Extract each line of the records below that contains the word "icon".

Stored entries
——
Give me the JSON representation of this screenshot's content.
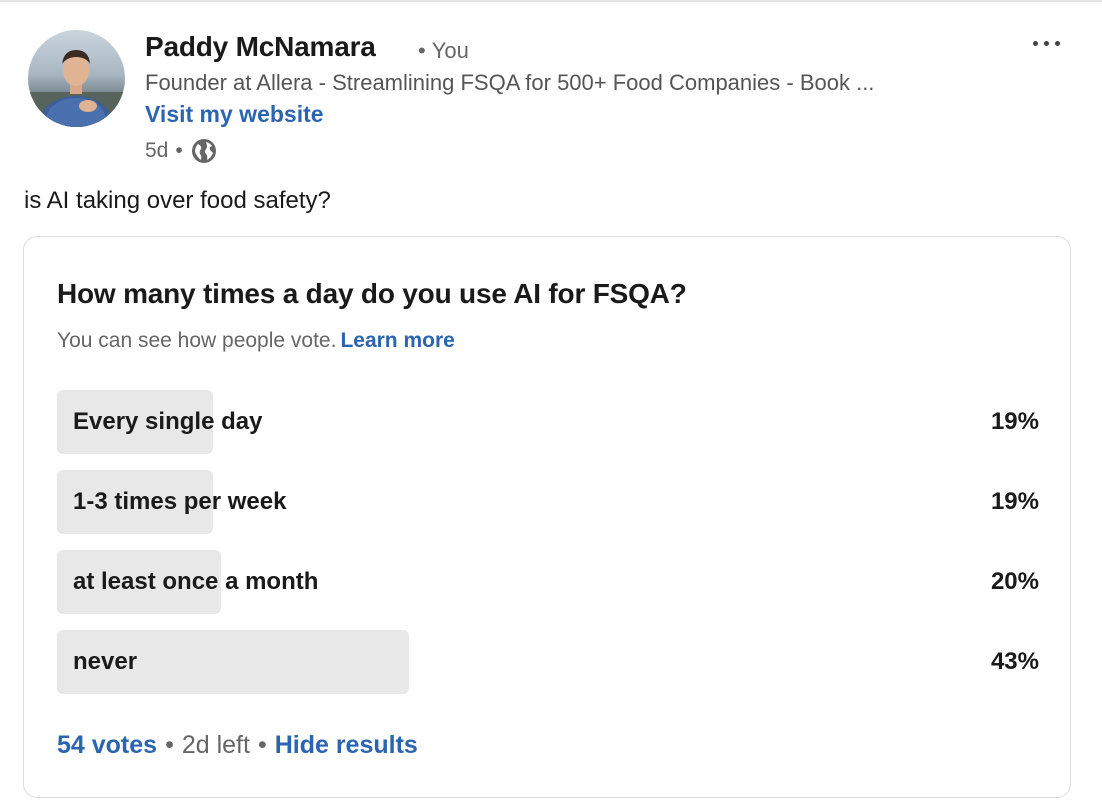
{
  "post": {
    "author": {
      "name": "Paddy McNamara",
      "relation": "You",
      "headline": "Founder at Allera - Streamlining FSQA for 500+ Food Companies - Book ...",
      "website_link": "Visit my website",
      "age": "5d",
      "visibility_icon": "globe-icon"
    },
    "menu_icon": "more-icon",
    "text": "is AI taking over food safety?"
  },
  "poll": {
    "question": "How many times a day do you use AI for FSQA?",
    "visibility_note": "You can see how people vote.",
    "learn_more": "Learn more",
    "options": [
      {
        "label": "Every single day",
        "percent_label": "19%",
        "share": 0.19
      },
      {
        "label": "1-3 times per week",
        "percent_label": "19%",
        "share": 0.19
      },
      {
        "label": "at least once a month",
        "percent_label": "20%",
        "share": 0.2
      },
      {
        "label": "never",
        "percent_label": "43%",
        "share": 0.43
      }
    ],
    "footer": {
      "votes": "54 votes",
      "time_left": "2d left",
      "hide_results": "Hide results"
    }
  },
  "colors": {
    "link": "#2b64b0",
    "result_bar": "#e8e8e8",
    "text_primary": "#1a1a1a",
    "text_secondary": "#666666"
  }
}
——
**WORKED ANSWER**
      "visibility_icon": "globe-icon"
    "menu_icon": "more-icon",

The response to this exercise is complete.